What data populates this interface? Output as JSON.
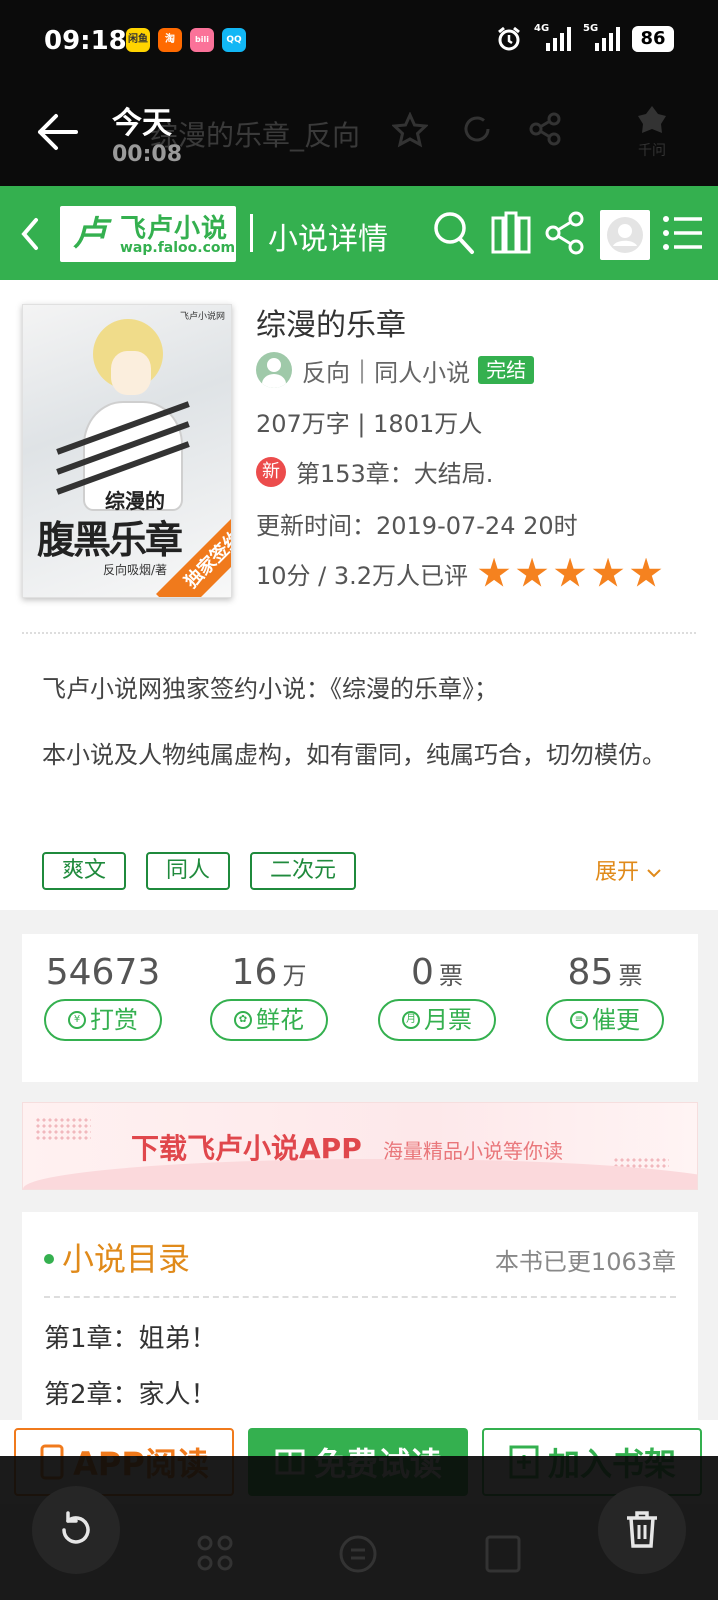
{
  "status_bar": {
    "time": "09:18",
    "apps": [
      {
        "name": "闲鱼",
        "color": "#ffd400",
        "fg": "#333"
      },
      {
        "name": "淘",
        "color": "#ff6a00",
        "fg": "#fff"
      },
      {
        "name": "bili",
        "color": "#fb7299",
        "fg": "#fff"
      },
      {
        "name": "QQ",
        "color": "#12b7f5",
        "fg": "#fff"
      }
    ],
    "network_1": "4G",
    "network_2": "5G",
    "battery": "86"
  },
  "browser_header": {
    "page_title": "综漫的乐章_反向",
    "label": "今天",
    "elapsed": "00:08",
    "assistant_label": "千问"
  },
  "site_nav": {
    "logo_mark": "卢",
    "logo_name": "飞卢小说",
    "logo_url": "wap.faloo.com",
    "title": "小说详情"
  },
  "book": {
    "title": "综漫的乐章",
    "author": "反向",
    "category": "同人小说",
    "status": "完结",
    "stats_line": "207万字 | 1801万人",
    "new_badge": "新",
    "latest_chapter": "第153章：大结局.",
    "update_time": "更新时间：2019-07-24 20时",
    "rating_text": "10分 / 3.2万人已评",
    "rating_stars": 5,
    "cover": {
      "subtitle": "综漫的",
      "main": "腹黑乐章",
      "author": "反向吸烟/著",
      "tag": "独家签约",
      "logo": "飞卢小说网"
    }
  },
  "intro": {
    "line1": "飞卢小说网独家签约小说：《综漫的乐章》；",
    "line2": "本小说及人物纯属虚构，如有雷同，纯属巧合，切勿模仿。"
  },
  "tags": [
    "爽文",
    "同人",
    "二次元"
  ],
  "expand_label": "展开",
  "stats": [
    {
      "value": "54673",
      "unit": "",
      "label": "打赏",
      "icon": "¥"
    },
    {
      "value": "16",
      "unit": "万",
      "label": "鲜花",
      "icon": "✿"
    },
    {
      "value": "0",
      "unit": "票",
      "label": "月票",
      "icon": "月"
    },
    {
      "value": "85",
      "unit": "票",
      "label": "催更",
      "icon": "≡"
    }
  ],
  "banner": {
    "main": "下载飞卢小说APP",
    "sub": "海量精品小说等你读"
  },
  "toc": {
    "title": "小说目录",
    "count": "本书已更1063章",
    "chapters": [
      "第1章：姐弟！",
      "第2章：家人！"
    ]
  },
  "actions": {
    "app_read": "APP阅读",
    "free_read": "免费试读",
    "add_shelf": "加入书架"
  },
  "colors": {
    "brand_green": "#34b04f",
    "accent_orange": "#f07a1c",
    "banner_red": "#e0474c"
  }
}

============================================================

Word for word, quote the lines above. Omit the pictures.

**The solution**
What data populates this interface? Output as JSON.
{
  "status_bar": {
    "time": "09:18",
    "apps": [
      {
        "name": "闲鱼",
        "color": "#ffd400",
        "fg": "#333"
      },
      {
        "name": "淘",
        "color": "#ff6a00",
        "fg": "#fff"
      },
      {
        "name": "bili",
        "color": "#fb7299",
        "fg": "#fff"
      },
      {
        "name": "QQ",
        "color": "#12b7f5",
        "fg": "#fff"
      }
    ],
    "network_1": "4G",
    "network_2": "5G",
    "battery": "86"
  },
  "browser_header": {
    "page_title": "综漫的乐章_反向",
    "label": "今天",
    "elapsed": "00:08",
    "assistant_label": "千问"
  },
  "site_nav": {
    "logo_mark": "卢",
    "logo_name": "飞卢小说",
    "logo_url": "wap.faloo.com",
    "title": "小说详情"
  },
  "book": {
    "title": "综漫的乐章",
    "author": "反向",
    "category": "同人小说",
    "status": "完结",
    "stats_line": "207万字 | 1801万人",
    "new_badge": "新",
    "latest_chapter": "第153章：大结局.",
    "update_time": "更新时间：2019-07-24 20时",
    "rating_text": "10分 / 3.2万人已评",
    "rating_stars": 5,
    "cover": {
      "subtitle": "综漫的",
      "main": "腹黑乐章",
      "author": "反向吸烟/著",
      "tag": "独家签约",
      "logo": "飞卢小说网"
    }
  },
  "intro": {
    "line1": "飞卢小说网独家签约小说：《综漫的乐章》；",
    "line2": "本小说及人物纯属虚构，如有雷同，纯属巧合，切勿模仿。"
  },
  "tags": [
    "爽文",
    "同人",
    "二次元"
  ],
  "expand_label": "展开",
  "stats": [
    {
      "value": "54673",
      "unit": "",
      "label": "打赏",
      "icon": "¥"
    },
    {
      "value": "16",
      "unit": "万",
      "label": "鲜花",
      "icon": "✿"
    },
    {
      "value": "0",
      "unit": "票",
      "label": "月票",
      "icon": "月"
    },
    {
      "value": "85",
      "unit": "票",
      "label": "催更",
      "icon": "≡"
    }
  ],
  "banner": {
    "main": "下载飞卢小说APP",
    "sub": "海量精品小说等你读"
  },
  "toc": {
    "title": "小说目录",
    "count": "本书已更1063章",
    "chapters": [
      "第1章：姐弟！",
      "第2章：家人！"
    ]
  },
  "actions": {
    "app_read": "APP阅读",
    "free_read": "免费试读",
    "add_shelf": "加入书架"
  },
  "colors": {
    "brand_green": "#34b04f",
    "accent_orange": "#f07a1c",
    "banner_red": "#e0474c"
  }
}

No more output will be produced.